## Texto fornecido
########

Imagem: João Jesus
Por EDERSON DUDA*
A desigualdade no Brasil não é um acidente, mas um projeto: o sistema tributário regressivo e a exploração do trabalho revelam que a riqueza dos poucos se alimenta do tempo e do sangue dos muitos. Enquanto o capital disfarça sua origem, a luta de classes persiste
Produção, exploração e a forma social da desigualdade
A apropriação e a distribuição da riqueza social entre os indivíduos e as classes sociais no capitalismo pressupõe, antes de tudo, sua produção social. Para explicar sua distribuição, é necessário compreender de que forma essa riqueza é produzida, em quais condições históricas e sociais, e por meio de que relações.
A divisão do trabalho, a circulação de mercadorias e a forma como se organiza a propriedade dos meios de produção são elementos essenciais para essa compreensão. A produção da riqueza, nas sociedades capitalistas, ocorre por meio de uma relação específica entre o capital e o trabalho. Esta relação carrega em si a potência de produzir valor e mais-valor, e tem como pressupostos a divisão do trabalho e a propriedade privada, diferenciando os que detêm os meios de produção daqueles cuja única propriedade é sua força de trabalho (Marx, 2011; 2013).
Essa dinâmica está na base das profundas desigualdades estruturais que persistem no Brasil, onde o sistema tributário, ao incidir principalmente sobre o consumo mais do que a renda e o patrimônio, não apenas reproduz, mas também aprofunda a exploração dos mais pobres (Gobetti; Medeiros; Souza, 2018).
Se a produção determina a riqueza social, a “distribuição determina a proporção (o quantum) dos produtos que cabe aos indivíduos” (Marx, 2011: 44). Assim, “entre o produtor e os produtos se interpõe a distribuição, que determina, por meio de leis locais, sua cota no mundo dos produtos” (Ibid., p. 49). A distribuição, portanto, não constitui uma esfera autônoma em relação à produção, mas é por ela determinada: é a forma como o produto social é apropriado segundo as dinâmicas das relações de classes.

########

## Dados

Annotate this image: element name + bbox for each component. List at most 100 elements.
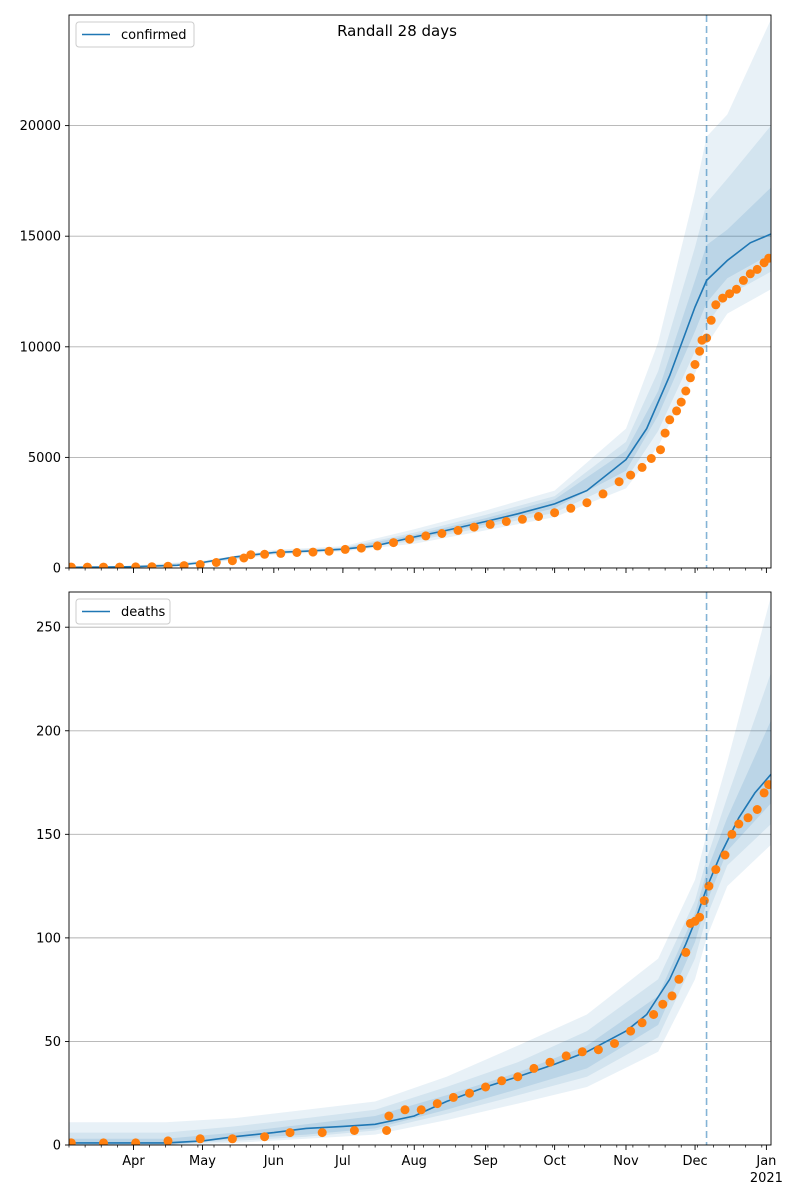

########

Reescreva de forma mais breve, mantendo os fatos principais, o parágrafo do texto fornecido que começa com “A divisão do trabalho, a circulação de mercadorias”. O material não tem relação com o texto fornecido.

## Resposta escrita
A divisão do trabalho, a circulação de mercadorias e a organização da propriedade dos meios de produção são essenciais para entender a produção da riqueza. No capitalismo, ela surge da relação entre capital e trabalho. Essa relação pode gerar valor e mais-valor e se apoia na divisão do trabalho e na propriedade privada. Ela separa os donos dos meios de produção dos que só possuem sua força de trabalho (Marx, 2011; 2013).